[Task statement]: Extract the listing below in full, unchanged.

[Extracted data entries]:
####################
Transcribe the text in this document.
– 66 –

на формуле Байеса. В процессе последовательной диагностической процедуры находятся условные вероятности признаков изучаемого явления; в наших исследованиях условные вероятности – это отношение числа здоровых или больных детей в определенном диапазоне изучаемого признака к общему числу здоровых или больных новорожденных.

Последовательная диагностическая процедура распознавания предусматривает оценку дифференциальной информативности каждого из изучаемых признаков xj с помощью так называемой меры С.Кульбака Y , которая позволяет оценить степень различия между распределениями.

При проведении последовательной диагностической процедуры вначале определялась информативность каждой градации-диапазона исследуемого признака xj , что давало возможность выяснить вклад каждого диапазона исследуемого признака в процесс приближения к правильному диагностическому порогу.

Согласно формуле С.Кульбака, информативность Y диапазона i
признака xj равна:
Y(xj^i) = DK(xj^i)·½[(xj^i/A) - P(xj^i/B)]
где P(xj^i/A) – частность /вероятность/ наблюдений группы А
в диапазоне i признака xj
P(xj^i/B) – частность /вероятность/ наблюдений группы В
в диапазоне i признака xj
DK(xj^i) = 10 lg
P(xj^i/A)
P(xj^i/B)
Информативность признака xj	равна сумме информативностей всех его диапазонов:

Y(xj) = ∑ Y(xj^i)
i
####################
[Solution to this task]:
Transcribe the text in this document.
– 66 –

на формуле Байеса. В процессе последовательной диагностической процедуры находятся условные вероятности признаков изучаемого явления; в наших исследованиях условные вероятности – это отношение числа здоровых или больных детей в определенном диапазоне изучаемого признака к общему числу здоровых или больных новорожденных.

Последовательная диагностическая процедура распознавания предусматривает оценку дифференциальной информативности каждого из изучаемых признаков xj с помощью так называемой меры С.Кульбака Y , которая позволяет оценить степень различия между распределениями.

При проведении последовательной диагностической процедуры вначале определялась информативность каждой градации-диапазона исследуемого признака xj , что давало возможность выяснить вклад каждого диапазона исследуемого признака в процесс приближения к правильному диагностическому порогу.

Согласно формуле С.Кульбака, информативность Y диапазона i
признака xj равна:
Y(xj^i) = DK(xj^i)·½[(xj^i/A) - P(xj^i/B)]
где P(xj^i/A) – частность /вероятность/ наблюдений группы А
в диапазоне i признака xj
P(xj^i/B) – частность /вероятность/ наблюдений группы В
в диапазоне i признака xj
DK(xj^i) = 10 lg
P(xj^i/A)
P(xj^i/B)
Информативность признака xj	равна сумме информативностей всех его диапазонов:

Y(xj) = ∑ Y(xj^i)
i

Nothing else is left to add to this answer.